• **Written task**: Pictures don't belong in the copy; print all the records exactly.

• **Records for processing**:
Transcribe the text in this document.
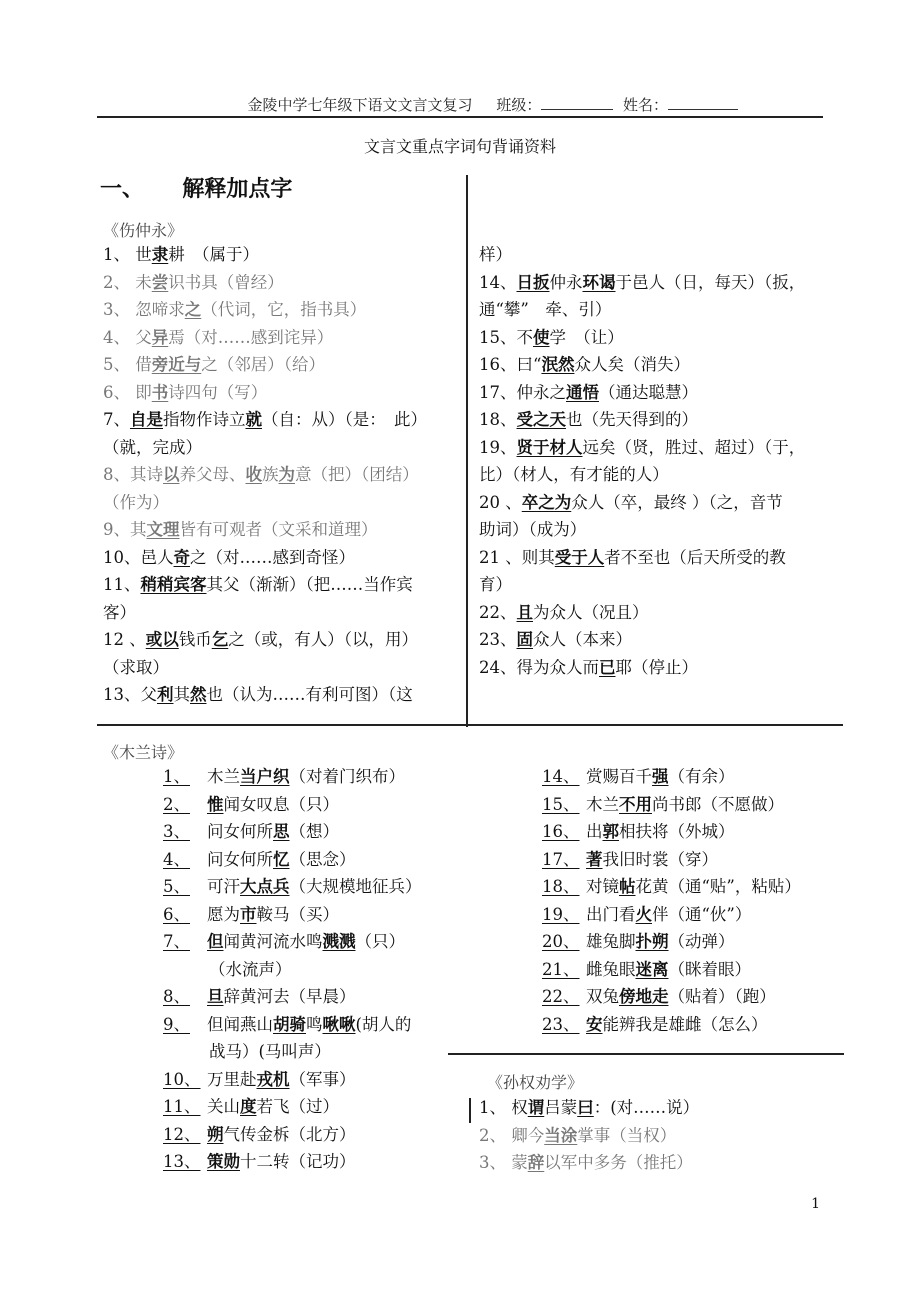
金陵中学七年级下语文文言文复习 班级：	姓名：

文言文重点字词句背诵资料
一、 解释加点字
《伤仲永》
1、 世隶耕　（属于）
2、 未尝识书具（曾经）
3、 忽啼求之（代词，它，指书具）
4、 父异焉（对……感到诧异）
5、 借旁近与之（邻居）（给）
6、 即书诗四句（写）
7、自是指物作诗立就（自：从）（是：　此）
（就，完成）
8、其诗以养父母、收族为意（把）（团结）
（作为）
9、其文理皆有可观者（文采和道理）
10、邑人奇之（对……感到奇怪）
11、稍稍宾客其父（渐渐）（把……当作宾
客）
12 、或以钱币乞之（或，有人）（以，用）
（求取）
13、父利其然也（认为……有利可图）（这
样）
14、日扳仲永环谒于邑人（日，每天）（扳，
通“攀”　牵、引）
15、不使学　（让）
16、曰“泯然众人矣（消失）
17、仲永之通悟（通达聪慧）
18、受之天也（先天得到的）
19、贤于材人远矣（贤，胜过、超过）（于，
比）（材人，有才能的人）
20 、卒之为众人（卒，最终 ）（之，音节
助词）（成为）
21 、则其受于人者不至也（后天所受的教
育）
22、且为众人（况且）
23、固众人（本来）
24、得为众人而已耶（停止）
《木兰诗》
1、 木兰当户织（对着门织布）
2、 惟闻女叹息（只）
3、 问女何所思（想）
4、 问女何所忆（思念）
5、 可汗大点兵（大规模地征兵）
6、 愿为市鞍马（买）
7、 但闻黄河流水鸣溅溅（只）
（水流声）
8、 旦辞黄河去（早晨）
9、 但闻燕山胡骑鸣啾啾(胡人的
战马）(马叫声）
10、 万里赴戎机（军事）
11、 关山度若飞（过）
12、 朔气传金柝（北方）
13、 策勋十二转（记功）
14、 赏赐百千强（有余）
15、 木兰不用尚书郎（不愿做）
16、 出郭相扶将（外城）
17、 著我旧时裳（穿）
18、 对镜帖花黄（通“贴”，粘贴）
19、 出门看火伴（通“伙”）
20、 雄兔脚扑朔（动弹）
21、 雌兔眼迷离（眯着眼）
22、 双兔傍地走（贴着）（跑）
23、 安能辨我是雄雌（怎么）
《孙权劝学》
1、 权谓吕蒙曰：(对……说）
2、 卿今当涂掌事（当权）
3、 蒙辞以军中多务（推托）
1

• **The response**:
Transcribe the text in this document.
金陵中学七年级下语文文言文复习 班级：	姓名：

文言文重点字词句背诵资料
一、 解释加点字
《伤仲永》
1、 世隶耕　（属于）
2、 未尝识书具（曾经）
3、 忽啼求之（代词，它，指书具）
4、 父异焉（对……感到诧异）
5、 借旁近与之（邻居）（给）
6、 即书诗四句（写）
7、自是指物作诗立就（自：从）（是：　此）
（就，完成）
8、其诗以养父母、收族为意（把）（团结）
（作为）
9、其文理皆有可观者（文采和道理）
10、邑人奇之（对……感到奇怪）
11、稍稍宾客其父（渐渐）（把……当作宾
客）
12 、或以钱币乞之（或，有人）（以，用）
（求取）
13、父利其然也（认为……有利可图）（这
样）
14、日扳仲永环谒于邑人（日，每天）（扳，
通“攀”　牵、引）
15、不使学　（让）
16、曰“泯然众人矣（消失）
17、仲永之通悟（通达聪慧）
18、受之天也（先天得到的）
19、贤于材人远矣（贤，胜过、超过）（于，
比）（材人，有才能的人）
20 、卒之为众人（卒，最终 ）（之，音节
助词）（成为）
21 、则其受于人者不至也（后天所受的教
育）
22、且为众人（况且）
23、固众人（本来）
24、得为众人而已耶（停止）
《木兰诗》
1、 木兰当户织（对着门织布）
2、 惟闻女叹息（只）
3、 问女何所思（想）
4、 问女何所忆（思念）
5、 可汗大点兵（大规模地征兵）
6、 愿为市鞍马（买）
7、 但闻黄河流水鸣溅溅（只）
（水流声）
8、 旦辞黄河去（早晨）
9、 但闻燕山胡骑鸣啾啾(胡人的
战马）(马叫声）
10、 万里赴戎机（军事）
11、 关山度若飞（过）
12、 朔气传金柝（北方）
13、 策勋十二转（记功）
14、 赏赐百千强（有余）
15、 木兰不用尚书郎（不愿做）
16、 出郭相扶将（外城）
17、 著我旧时裳（穿）
18、 对镜帖花黄（通“贴”，粘贴）
19、 出门看火伴（通“伙”）
20、 雄兔脚扑朔（动弹）
21、 雌兔眼迷离（眯着眼）
22、 双兔傍地走（贴着）（跑）
23、 安能辨我是雄雌（怎么）
《孙权劝学》
1、 权谓吕蒙曰：(对……说）
2、 卿今当涂掌事（当权）
3、 蒙辞以军中多务（推托）
1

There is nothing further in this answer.